■ BRIEF ■
Find every line below that contains the word "ABILITY" and copy it out.

[A block of data]
******************************

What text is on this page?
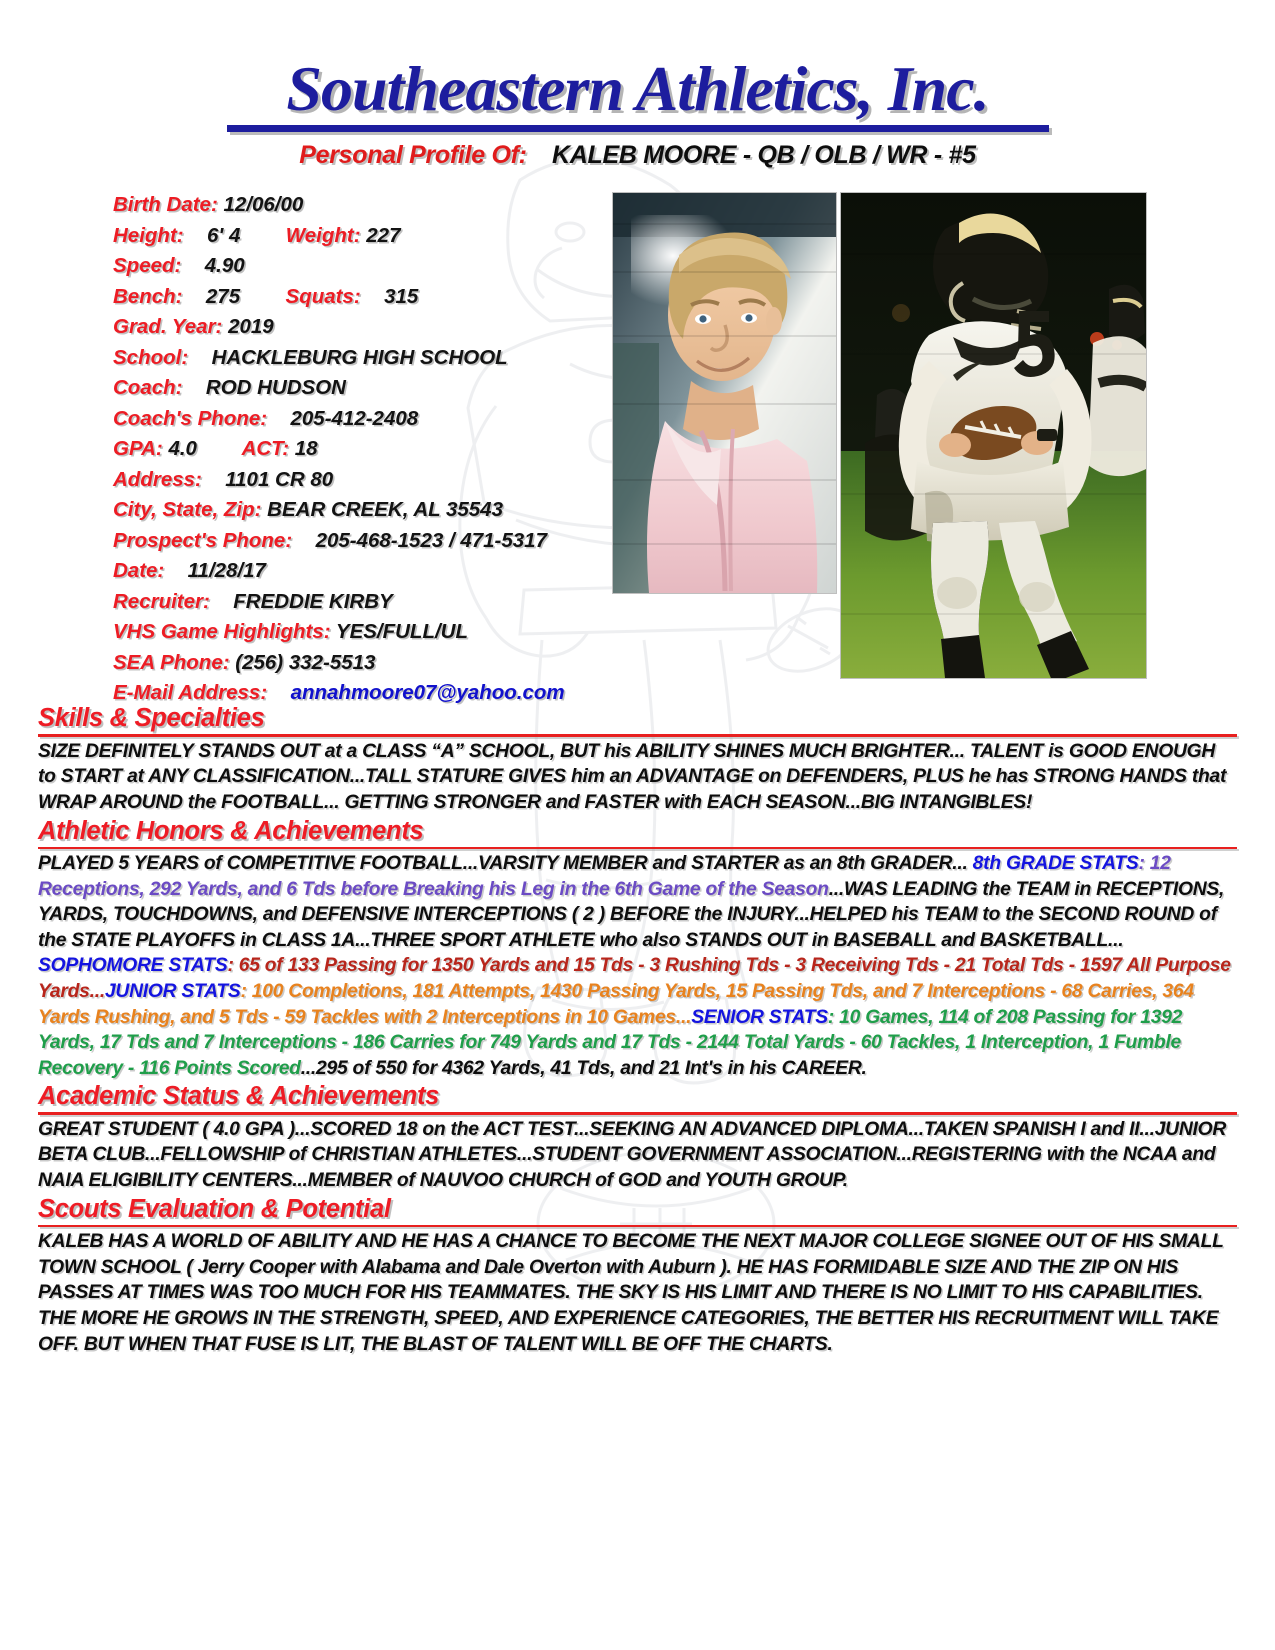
Southeastern Athletics, Inc.
Personal Profile Of: KALEB MOORE - QB / OLB / WR - #5
Birth Date: 12/06/00
Height: 6' 4 Weight: 227
Speed: 4.90
Bench: 275 Squats: 315
Grad. Year: 2019
School: HACKLEBURG HIGH SCHOOL
Coach: ROD HUDSON
Coach's Phone: 205-412-2408
GPA: 4.0 ACT: 18
Address: 1101 CR 80
City, State, Zip: BEAR CREEK, AL 35543
Prospect's Phone: 205-468-1523 / 471-5317
Date: 11/28/17
Recruiter: FREDDIE KIRBY
VHS Game Highlights: YES/FULL/UL
SEA Phone: (256) 332-5513
E-Mail Address: annahmoore07@yahoo.com
Skills & Specialties

SIZE DEFINITELY STANDS OUT at a CLASS “A” SCHOOL, BUT his ABILITY SHINES MUCH BRIGHTER... TALENT is GOOD ENOUGH to START at ANY CLASSIFICATION...TALL STATURE GIVES him an ADVANTAGE on DEFENDERS, PLUS he has STRONG HANDS that WRAP AROUND the FOOTBALL... GETTING STRONGER and FASTER with EACH SEASON...BIG INTANGIBLES!

Athletic Honors & Achievements

PLAYED 5 YEARS of COMPETITIVE FOOTBALL...VARSITY MEMBER and STARTER as an 8th GRADER... 8th GRADE STATS: 12 Receptions, 292 Yards, and 6 Tds before Breaking his Leg in the 6th Game of the Season...WAS LEADING the TEAM in RECEPTIONS, YARDS, TOUCHDOWNS, and DEFENSIVE INTERCEPTIONS ( 2 ) BEFORE the INJURY...HELPED his TEAM to the SECOND ROUND of the STATE PLAYOFFS in CLASS 1A...THREE SPORT ATHLETE who also STANDS OUT in BASEBALL and BASKETBALL... SOPHOMORE STATS: 65 of 133 Passing for 1350 Yards and 15 Tds - 3 Rushing Tds - 3 Receiving Tds - 21 Total Tds - 1597 All Purpose Yards...JUNIOR STATS: 100 Completions, 181 Attempts, 1430 Passing Yards, 15 Passing Tds, and 7 Interceptions - 68 Carries, 364 Yards Rushing, and 5 Tds - 59 Tackles with 2 Interceptions in 10 Games...SENIOR STATS: 10 Games, 114 of 208 Passing for 1392 Yards, 17 Tds and 7 Interceptions - 186 Carries for 749 Yards and 17 Tds - 2144 Total Yards - 60 Tackles, 1 Interception, 1 Fumble Recovery - 116 Points Scored...295 of 550 for 4362 Yards, 41 Tds, and 21 Int's in his CAREER.

Academic Status & Achievements

GREAT STUDENT ( 4.0 GPA )...SCORED 18 on the ACT TEST...SEEKING AN ADVANCED DIPLOMA...TAKEN SPANISH I and II...JUNIOR BETA CLUB...FELLOWSHIP of CHRISTIAN ATHLETES...STUDENT GOVERNMENT ASSOCIATION...REGISTERING with the NCAA and NAIA ELIGIBILITY CENTERS...MEMBER of NAUVOO CHURCH of GOD and YOUTH GROUP.

Scouts Evaluation & Potential

KALEB HAS A WORLD OF ABILITY AND HE HAS A CHANCE TO BECOME THE NEXT MAJOR COLLEGE SIGNEE OUT OF HIS SMALL TOWN SCHOOL ( Jerry Cooper with Alabama and Dale Overton with Auburn ). HE HAS FORMIDABLE SIZE AND THE ZIP ON HIS PASSES AT TIMES WAS TOO MUCH FOR HIS TEAMMATES. THE SKY IS HIS LIMIT AND THERE IS NO LIMIT TO HIS CAPABILITIES. THE MORE HE GROWS IN THE STRENGTH, SPEED, AND EXPERIENCE CATEGORIES, THE BETTER HIS RECRUITMENT WILL TAKE OFF. BUT WHEN THAT FUSE IS LIT, THE BLAST OF TALENT WILL BE OFF THE CHARTS.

******************************

■ WRITTEN REPLY ■
SIZE DEFINITELY STANDS OUT at a CLASS “A” SCHOOL, BUT his ABILITY SHINES MUCH BRIGHTER... TALENT is GOOD ENOUGH to START at ANY CLASSIFICATION...TALL STATURE GIVES him an ADVANTAGE on DEFENDERS, PLUS he has STRONG HANDS that WRAP AROUND the FOOTBALL... GETTING STRONGER and FASTER with EACH SEASON...BIG INTANGIBLES!
KALEB HAS A WORLD OF ABILITY AND HE HAS A CHANCE TO BECOME THE NEXT MAJOR COLLEGE SIGNEE OUT OF HIS SMALL TOWN SCHOOL ( Jerry Cooper with Alabama and Dale Overton with Auburn ). HE HAS FORMIDABLE SIZE AND THE ZIP ON HIS PASSES AT TIMES WAS TOO MUCH FOR HIS TEAMMATES. THE SKY IS HIS LIMIT AND THERE IS NO LIMIT TO HIS CAPABILITIES. THE MORE HE GROWS IN THE STRENGTH, SPEED, AND EXPERIENCE CATEGORIES, THE BETTER HIS RECRUITMENT WILL TAKE OFF. BUT WHEN THAT FUSE IS LIT, THE BLAST OF TALENT WILL BE OFF THE CHARTS.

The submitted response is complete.